### The input ###

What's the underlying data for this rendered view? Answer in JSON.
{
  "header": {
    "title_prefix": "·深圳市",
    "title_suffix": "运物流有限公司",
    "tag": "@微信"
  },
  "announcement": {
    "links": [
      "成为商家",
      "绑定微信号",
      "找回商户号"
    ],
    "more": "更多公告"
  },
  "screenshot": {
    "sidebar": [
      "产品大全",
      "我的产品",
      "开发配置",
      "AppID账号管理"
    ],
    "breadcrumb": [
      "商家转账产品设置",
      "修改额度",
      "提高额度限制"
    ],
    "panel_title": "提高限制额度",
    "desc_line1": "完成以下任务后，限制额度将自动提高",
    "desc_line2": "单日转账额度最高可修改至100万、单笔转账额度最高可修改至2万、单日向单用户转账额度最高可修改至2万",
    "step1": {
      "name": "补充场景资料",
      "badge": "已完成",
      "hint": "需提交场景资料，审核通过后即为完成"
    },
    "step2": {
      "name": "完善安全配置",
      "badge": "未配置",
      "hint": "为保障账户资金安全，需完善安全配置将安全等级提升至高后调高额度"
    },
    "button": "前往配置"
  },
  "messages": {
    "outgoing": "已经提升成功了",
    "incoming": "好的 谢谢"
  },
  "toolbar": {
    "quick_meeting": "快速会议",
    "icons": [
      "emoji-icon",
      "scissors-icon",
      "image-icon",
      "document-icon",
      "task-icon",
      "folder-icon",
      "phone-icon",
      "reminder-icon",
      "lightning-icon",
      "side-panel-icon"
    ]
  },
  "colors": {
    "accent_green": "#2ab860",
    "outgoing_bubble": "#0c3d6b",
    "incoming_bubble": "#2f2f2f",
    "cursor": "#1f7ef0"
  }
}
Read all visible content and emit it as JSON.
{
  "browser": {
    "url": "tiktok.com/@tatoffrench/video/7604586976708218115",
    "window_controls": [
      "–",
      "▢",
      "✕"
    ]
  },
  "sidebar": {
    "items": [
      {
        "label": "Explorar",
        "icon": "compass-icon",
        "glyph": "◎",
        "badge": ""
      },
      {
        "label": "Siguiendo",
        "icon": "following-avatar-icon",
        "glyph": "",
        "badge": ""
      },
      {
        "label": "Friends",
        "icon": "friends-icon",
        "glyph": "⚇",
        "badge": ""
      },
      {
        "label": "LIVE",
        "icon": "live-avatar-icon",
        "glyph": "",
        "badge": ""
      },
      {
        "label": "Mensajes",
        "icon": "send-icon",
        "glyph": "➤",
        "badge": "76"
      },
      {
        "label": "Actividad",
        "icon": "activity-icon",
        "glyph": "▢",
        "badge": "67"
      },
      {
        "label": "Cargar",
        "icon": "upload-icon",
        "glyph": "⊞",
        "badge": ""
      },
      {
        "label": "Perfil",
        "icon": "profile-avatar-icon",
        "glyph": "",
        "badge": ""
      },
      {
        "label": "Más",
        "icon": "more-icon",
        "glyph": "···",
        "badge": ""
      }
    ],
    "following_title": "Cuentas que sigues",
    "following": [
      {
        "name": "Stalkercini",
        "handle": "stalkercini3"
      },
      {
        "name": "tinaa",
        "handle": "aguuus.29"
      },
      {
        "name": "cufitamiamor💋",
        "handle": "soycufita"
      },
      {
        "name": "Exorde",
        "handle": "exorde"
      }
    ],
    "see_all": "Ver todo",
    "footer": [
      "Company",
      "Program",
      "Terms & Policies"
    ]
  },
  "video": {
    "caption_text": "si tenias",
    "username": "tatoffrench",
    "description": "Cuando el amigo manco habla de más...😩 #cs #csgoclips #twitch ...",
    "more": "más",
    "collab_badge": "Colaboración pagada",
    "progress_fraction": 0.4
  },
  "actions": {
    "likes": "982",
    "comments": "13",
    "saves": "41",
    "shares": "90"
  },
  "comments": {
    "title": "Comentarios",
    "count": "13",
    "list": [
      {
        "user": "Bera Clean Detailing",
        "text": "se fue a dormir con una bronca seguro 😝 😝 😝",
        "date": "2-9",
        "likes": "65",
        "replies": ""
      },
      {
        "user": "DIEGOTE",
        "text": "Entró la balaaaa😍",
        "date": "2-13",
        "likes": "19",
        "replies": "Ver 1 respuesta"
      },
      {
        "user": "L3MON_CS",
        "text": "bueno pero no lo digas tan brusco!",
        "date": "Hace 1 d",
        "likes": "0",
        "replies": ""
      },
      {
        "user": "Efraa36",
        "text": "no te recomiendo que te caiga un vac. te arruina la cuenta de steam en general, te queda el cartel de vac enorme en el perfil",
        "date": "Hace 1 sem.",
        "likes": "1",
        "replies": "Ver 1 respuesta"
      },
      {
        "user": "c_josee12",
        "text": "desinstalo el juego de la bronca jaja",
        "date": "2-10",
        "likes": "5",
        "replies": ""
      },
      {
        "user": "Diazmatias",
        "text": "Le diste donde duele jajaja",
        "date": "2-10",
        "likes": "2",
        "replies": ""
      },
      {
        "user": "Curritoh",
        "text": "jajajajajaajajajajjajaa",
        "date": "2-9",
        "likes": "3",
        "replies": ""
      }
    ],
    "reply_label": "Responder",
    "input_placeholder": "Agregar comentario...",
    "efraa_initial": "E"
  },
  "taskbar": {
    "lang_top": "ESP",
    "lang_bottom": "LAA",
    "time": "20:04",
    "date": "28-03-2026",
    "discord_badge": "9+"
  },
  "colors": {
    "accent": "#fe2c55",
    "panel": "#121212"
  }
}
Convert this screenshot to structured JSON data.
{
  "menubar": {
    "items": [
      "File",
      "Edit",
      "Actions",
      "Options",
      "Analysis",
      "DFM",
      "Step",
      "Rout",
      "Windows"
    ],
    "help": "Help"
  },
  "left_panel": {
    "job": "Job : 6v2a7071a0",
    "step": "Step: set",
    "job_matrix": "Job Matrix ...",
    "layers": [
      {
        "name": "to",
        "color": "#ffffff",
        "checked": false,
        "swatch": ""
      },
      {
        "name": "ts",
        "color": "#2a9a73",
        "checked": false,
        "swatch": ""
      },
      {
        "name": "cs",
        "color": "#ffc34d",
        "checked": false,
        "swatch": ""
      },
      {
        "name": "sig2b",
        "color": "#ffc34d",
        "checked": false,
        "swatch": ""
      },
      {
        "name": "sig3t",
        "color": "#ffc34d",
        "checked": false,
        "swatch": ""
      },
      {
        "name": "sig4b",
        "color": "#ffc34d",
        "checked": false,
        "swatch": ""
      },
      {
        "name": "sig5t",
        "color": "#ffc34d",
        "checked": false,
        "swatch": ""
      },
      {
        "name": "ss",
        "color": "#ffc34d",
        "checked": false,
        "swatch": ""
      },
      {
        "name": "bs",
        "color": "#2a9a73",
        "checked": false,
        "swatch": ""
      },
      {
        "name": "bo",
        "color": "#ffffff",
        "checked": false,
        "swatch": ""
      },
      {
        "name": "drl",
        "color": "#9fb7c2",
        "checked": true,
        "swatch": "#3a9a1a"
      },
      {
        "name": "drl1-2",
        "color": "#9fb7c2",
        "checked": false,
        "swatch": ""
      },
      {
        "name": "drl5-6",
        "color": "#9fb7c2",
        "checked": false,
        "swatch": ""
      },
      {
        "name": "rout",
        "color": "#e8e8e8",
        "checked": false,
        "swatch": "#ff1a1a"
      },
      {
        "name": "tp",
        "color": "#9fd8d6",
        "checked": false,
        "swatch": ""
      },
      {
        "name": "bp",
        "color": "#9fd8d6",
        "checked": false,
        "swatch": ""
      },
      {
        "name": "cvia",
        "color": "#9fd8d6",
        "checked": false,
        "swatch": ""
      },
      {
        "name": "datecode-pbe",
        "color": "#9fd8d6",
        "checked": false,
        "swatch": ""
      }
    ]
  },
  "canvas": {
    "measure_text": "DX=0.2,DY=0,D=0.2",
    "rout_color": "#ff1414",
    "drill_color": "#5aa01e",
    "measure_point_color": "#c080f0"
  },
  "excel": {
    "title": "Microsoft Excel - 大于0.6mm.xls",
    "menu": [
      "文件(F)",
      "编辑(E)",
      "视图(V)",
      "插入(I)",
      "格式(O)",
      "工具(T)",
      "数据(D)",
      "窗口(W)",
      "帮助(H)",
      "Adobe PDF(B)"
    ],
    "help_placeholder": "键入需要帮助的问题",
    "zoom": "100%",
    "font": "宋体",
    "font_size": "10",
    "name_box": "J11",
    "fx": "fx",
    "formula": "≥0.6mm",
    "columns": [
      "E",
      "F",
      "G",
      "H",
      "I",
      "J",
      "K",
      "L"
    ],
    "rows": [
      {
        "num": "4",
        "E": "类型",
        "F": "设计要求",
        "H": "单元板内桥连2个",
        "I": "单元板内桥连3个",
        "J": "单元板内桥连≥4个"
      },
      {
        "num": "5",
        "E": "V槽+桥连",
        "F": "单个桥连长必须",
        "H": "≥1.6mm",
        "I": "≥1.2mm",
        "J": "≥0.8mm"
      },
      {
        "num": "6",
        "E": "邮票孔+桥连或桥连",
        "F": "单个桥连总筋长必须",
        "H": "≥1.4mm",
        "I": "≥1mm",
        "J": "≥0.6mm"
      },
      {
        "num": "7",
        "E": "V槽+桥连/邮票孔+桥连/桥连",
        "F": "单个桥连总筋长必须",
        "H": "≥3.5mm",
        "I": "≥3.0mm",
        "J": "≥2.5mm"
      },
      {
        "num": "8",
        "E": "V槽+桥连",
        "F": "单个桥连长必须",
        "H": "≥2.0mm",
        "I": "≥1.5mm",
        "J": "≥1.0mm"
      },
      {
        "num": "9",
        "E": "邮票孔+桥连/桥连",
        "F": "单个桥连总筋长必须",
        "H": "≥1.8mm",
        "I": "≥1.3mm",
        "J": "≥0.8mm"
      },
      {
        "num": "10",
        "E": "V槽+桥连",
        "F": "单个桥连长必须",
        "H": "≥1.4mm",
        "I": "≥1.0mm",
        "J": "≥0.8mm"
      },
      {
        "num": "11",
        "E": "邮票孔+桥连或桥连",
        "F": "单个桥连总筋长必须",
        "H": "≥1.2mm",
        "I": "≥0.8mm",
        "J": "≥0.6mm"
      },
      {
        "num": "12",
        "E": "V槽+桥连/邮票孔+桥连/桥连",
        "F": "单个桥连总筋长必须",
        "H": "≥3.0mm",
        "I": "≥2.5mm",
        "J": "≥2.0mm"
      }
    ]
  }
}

###

Problem statement – Select all lines in the listing above where the word "handle" appears, and show them.

Response to this task –
        "handle": "stalkercini3"
        "handle": "aguuus.29"
        "handle": "soycufita"
        "handle": "exorde"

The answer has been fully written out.